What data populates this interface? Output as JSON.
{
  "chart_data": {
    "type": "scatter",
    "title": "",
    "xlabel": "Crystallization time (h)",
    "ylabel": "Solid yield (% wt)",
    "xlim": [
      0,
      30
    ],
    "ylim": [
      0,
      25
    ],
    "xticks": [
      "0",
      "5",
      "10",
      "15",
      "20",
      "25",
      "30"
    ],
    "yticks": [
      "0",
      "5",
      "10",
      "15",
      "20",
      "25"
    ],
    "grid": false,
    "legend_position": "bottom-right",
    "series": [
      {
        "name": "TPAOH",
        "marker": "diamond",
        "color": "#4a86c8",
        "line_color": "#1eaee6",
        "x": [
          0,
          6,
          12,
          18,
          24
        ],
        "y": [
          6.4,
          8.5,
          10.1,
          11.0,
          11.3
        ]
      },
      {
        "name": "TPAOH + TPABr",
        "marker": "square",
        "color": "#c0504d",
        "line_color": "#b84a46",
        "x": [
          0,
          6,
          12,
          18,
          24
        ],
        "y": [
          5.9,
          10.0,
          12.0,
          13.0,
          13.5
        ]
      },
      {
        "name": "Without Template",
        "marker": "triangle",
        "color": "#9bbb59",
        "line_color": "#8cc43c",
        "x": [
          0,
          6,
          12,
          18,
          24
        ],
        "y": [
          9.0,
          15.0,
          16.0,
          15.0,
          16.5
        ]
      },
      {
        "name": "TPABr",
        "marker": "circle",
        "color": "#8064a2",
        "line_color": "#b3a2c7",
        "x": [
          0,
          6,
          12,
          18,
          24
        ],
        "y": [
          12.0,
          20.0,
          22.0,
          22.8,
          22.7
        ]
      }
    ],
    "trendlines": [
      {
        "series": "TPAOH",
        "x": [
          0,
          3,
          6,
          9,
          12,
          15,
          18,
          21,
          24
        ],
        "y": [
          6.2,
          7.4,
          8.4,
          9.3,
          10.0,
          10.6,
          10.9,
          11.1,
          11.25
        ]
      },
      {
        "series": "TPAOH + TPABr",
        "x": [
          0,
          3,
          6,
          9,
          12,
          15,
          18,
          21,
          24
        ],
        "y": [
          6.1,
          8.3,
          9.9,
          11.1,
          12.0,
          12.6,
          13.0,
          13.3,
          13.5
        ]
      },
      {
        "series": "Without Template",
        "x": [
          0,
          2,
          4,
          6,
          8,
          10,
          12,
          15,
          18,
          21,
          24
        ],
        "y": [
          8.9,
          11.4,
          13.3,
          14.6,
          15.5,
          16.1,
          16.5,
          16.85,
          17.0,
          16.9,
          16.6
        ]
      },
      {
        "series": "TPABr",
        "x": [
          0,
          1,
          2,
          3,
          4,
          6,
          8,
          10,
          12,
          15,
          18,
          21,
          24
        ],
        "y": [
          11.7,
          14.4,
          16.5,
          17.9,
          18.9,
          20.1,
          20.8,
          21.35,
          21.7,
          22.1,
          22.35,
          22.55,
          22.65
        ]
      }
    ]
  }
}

-=-=-=-=-

### PROBLEM REQUIREMENTS
Make an exact copy of the data above.

### ANSWER TO THIS PROBLEM
What data populates this interface? Output as JSON.
{
  "chart_data": {
    "type": "scatter",
    "title": "",
    "xlabel": "Crystallization time (h)",
    "ylabel": "Solid yield (% wt)",
    "xlim": [
      0,
      30
    ],
    "ylim": [
      0,
      25
    ],
    "xticks": [
      "0",
      "5",
      "10",
      "15",
      "20",
      "25",
      "30"
    ],
    "yticks": [
      "0",
      "5",
      "10",
      "15",
      "20",
      "25"
    ],
    "grid": false,
    "legend_position": "bottom-right",
    "series": [
      {
        "name": "TPAOH",
        "marker": "diamond",
        "color": "#4a86c8",
        "line_color": "#1eaee6",
        "x": [
          0,
          6,
          12,
          18,
          24
        ],
        "y": [
          6.4,
          8.5,
          10.1,
          11.0,
          11.3
        ]
      },
      {
        "name": "TPAOH + TPABr",
        "marker": "square",
        "color": "#c0504d",
        "line_color": "#b84a46",
        "x": [
          0,
          6,
          12,
          18,
          24
        ],
        "y": [
          5.9,
          10.0,
          12.0,
          13.0,
          13.5
        ]
      },
      {
        "name": "Without Template",
        "marker": "triangle",
        "color": "#9bbb59",
        "line_color": "#8cc43c",
        "x": [
          0,
          6,
          12,
          18,
          24
        ],
        "y": [
          9.0,
          15.0,
          16.0,
          15.0,
          16.5
        ]
      },
      {
        "name": "TPABr",
        "marker": "circle",
        "color": "#8064a2",
        "line_color": "#b3a2c7",
        "x": [
          0,
          6,
          12,
          18,
          24
        ],
        "y": [
          12.0,
          20.0,
          22.0,
          22.8,
          22.7
        ]
      }
    ],
    "trendlines": [
      {
        "series": "TPAOH",
        "x": [
          0,
          3,
          6,
          9,
          12,
          15,
          18,
          21,
          24
        ],
        "y": [
          6.2,
          7.4,
          8.4,
          9.3,
          10.0,
          10.6,
          10.9,
          11.1,
          11.25
        ]
      },
      {
        "series": "TPAOH + TPABr",
        "x": [
          0,
          3,
          6,
          9,
          12,
          15,
          18,
          21,
          24
        ],
        "y": [
          6.1,
          8.3,
          9.9,
          11.1,
          12.0,
          12.6,
          13.0,
          13.3,
          13.5
        ]
      },
      {
        "series": "Without Template",
        "x": [
          0,
          2,
          4,
          6,
          8,
          10,
          12,
          15,
          18,
          21,
          24
        ],
        "y": [
          8.9,
          11.4,
          13.3,
          14.6,
          15.5,
          16.1,
          16.5,
          16.85,
          17.0,
          16.9,
          16.6
        ]
      },
      {
        "series": "TPABr",
        "x": [
          0,
          1,
          2,
          3,
          4,
          6,
          8,
          10,
          12,
          15,
          18,
          21,
          24
        ],
        "y": [
          11.7,
          14.4,
          16.5,
          17.9,
          18.9,
          20.1,
          20.8,
          21.35,
          21.7,
          22.1,
          22.35,
          22.55,
          22.65
        ]
      }
    ]
  }
}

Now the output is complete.